--- PROVIDED RECORDS ---

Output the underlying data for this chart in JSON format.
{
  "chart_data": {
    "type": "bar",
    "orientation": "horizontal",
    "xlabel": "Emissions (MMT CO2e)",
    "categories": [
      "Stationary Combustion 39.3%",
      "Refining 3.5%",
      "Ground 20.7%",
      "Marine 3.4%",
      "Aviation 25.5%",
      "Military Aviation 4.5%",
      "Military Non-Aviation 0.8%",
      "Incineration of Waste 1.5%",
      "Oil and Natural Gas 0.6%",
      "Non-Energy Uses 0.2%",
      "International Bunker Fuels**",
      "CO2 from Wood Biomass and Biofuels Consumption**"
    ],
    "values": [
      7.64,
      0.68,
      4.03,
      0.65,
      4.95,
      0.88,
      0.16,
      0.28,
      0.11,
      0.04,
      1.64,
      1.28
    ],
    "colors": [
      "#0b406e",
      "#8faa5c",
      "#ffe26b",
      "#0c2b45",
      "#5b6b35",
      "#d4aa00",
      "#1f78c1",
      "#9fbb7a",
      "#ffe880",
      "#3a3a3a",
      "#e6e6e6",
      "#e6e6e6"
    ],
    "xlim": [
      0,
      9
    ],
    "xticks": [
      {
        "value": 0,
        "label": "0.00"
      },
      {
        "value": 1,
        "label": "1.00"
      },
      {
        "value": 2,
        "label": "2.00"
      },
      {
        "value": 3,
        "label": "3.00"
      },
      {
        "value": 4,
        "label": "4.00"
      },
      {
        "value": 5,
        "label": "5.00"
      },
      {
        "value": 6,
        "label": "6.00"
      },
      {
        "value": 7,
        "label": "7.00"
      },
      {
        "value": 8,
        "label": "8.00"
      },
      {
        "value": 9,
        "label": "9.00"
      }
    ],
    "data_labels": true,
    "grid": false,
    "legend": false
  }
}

---

▶ **WHAT IS REQUIRED**: Find all lines where the word "Military" appears. Copy them.

▶ **OUTPUT FOR THIS EXERCISE**:
      "Military Aviation 4.5%",
      "Military Non-Aviation 0.8%",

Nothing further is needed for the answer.